• _Task instructions_
1. Answer these questions using the article on the MLK Day service by Hamline volunteers.
(a) Which university did the faculty, staff, and students come from?
(b) How many participants did NYLC host at its office?
(c) What two issues did the volunteers bring up while discussing ways to promote equity?
2. Pick up the article on the MLK Day service by Hamline volunteers after its last sentence and keep writing.

Honoring Dr. Martin Luther King by Advancing Education Equity

From Emily Uecker, AmeriCorps Promise Fellow, Youth Initiatives

On the Friday before Martin Luther King Jr. Day, many faculty, staff, and students from Hamline University in St. Paul took time from what would normally be a day off from classes to serve their community. This year, NYLC was happy to host eight participants at our office.

These volunteers participated in a Youth4Education workshop, having awesome conversations around what about the education system gets them fired up and how they think K-12 youth view the system. They were clearly passionate about education equity and discussed some strategies to promote equity, bringing up issues such as the way teachers, students, and districts are affected by standardized testing and the negative impact of zero-tolerance policies.

• _Extracted data_
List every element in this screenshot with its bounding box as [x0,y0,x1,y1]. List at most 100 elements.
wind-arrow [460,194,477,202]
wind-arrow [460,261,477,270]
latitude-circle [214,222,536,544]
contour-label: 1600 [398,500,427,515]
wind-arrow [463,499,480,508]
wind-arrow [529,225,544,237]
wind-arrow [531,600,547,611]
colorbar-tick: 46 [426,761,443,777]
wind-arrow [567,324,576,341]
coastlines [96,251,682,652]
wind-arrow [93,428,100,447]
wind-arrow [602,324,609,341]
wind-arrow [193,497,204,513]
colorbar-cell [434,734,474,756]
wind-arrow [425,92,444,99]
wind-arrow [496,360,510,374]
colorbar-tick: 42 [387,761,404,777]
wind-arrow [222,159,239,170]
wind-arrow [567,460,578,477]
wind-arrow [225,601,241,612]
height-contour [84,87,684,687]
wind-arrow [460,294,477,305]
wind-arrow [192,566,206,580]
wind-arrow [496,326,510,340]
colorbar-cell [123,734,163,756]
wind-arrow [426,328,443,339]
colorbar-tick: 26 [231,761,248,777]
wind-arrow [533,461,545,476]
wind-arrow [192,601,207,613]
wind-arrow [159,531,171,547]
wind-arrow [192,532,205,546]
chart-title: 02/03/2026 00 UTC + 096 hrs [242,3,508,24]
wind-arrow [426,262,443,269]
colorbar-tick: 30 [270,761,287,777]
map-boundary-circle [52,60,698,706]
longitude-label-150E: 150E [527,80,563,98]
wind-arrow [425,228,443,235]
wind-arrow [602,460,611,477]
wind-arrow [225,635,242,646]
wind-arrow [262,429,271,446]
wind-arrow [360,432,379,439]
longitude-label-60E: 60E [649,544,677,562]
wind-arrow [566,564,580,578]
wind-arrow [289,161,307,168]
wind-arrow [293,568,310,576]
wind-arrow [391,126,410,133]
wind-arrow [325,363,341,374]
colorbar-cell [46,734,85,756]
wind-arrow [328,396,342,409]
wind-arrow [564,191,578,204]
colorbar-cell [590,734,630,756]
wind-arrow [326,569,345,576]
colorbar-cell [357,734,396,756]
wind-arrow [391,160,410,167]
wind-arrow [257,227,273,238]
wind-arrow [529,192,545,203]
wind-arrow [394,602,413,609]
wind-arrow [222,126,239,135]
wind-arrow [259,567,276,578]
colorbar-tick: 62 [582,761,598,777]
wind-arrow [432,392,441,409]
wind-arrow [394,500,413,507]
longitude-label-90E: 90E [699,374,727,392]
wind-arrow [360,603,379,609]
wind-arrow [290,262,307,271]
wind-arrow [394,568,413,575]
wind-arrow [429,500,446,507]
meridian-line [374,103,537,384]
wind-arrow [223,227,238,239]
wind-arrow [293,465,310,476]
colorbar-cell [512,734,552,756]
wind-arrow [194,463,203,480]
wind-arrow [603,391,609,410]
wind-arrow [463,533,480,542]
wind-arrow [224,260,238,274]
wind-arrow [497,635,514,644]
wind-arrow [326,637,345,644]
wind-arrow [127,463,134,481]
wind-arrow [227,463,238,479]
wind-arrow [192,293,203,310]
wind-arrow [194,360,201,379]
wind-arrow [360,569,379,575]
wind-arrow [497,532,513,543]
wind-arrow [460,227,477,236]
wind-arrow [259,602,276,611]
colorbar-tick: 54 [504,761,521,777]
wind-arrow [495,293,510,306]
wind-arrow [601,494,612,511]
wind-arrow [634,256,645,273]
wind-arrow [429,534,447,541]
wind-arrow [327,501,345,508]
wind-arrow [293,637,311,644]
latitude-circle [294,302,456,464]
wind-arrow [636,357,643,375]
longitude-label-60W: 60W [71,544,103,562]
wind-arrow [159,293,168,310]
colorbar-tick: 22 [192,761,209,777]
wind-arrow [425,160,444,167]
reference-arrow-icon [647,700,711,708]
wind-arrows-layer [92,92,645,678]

• _Expected results_
1.
(a) Hamline University in St. Paul.
(b) Eight.
(c) The way standardized testing affects teachers, students, and districts, and the negative impact of zero-tolerance policies.

2.
We discussed the current dropout rates in Minnesota and reasons youth choose to drop out, such as a lack of confidence and determination or a lack of purpose in their school involvement, and how these behaviors often occur long before the student reaches high school. We focused on this as our local issue because this is the focus of the overall Promise Fellow program that sponsors two AmeriCorps members at NYLC each year. The rest of the time was spent making cards for students at the middle school closest to Hamline that included inspirational messages for the students to show that there are adults out there that care and believe in their ability to succeed in school. These cards will be given to students that have been identified as at-risk of dropping out via the Promise Fellow at the school.

Hamline Service Cards

Helping to plan and carry out this experience was exciting. A lot of my work surrounds Youth4Education, so it is always great to hear why others are fired up about education equity. As a Promise Fellow, I often hear about Grad Minnesota and early intervention strategies to prevent high school dropout in Minnesota, but this is rarely part of my direct work at NYLC. It was nice to finally bridge these two worlds and coordinate something that addresses the dropout crisis while supporting Youth4Education. What was most exciting about this project is that I got hands-on experience in developing a service-learning project focused on advancing education equity in a local community, and one that was executed in under two hours at that!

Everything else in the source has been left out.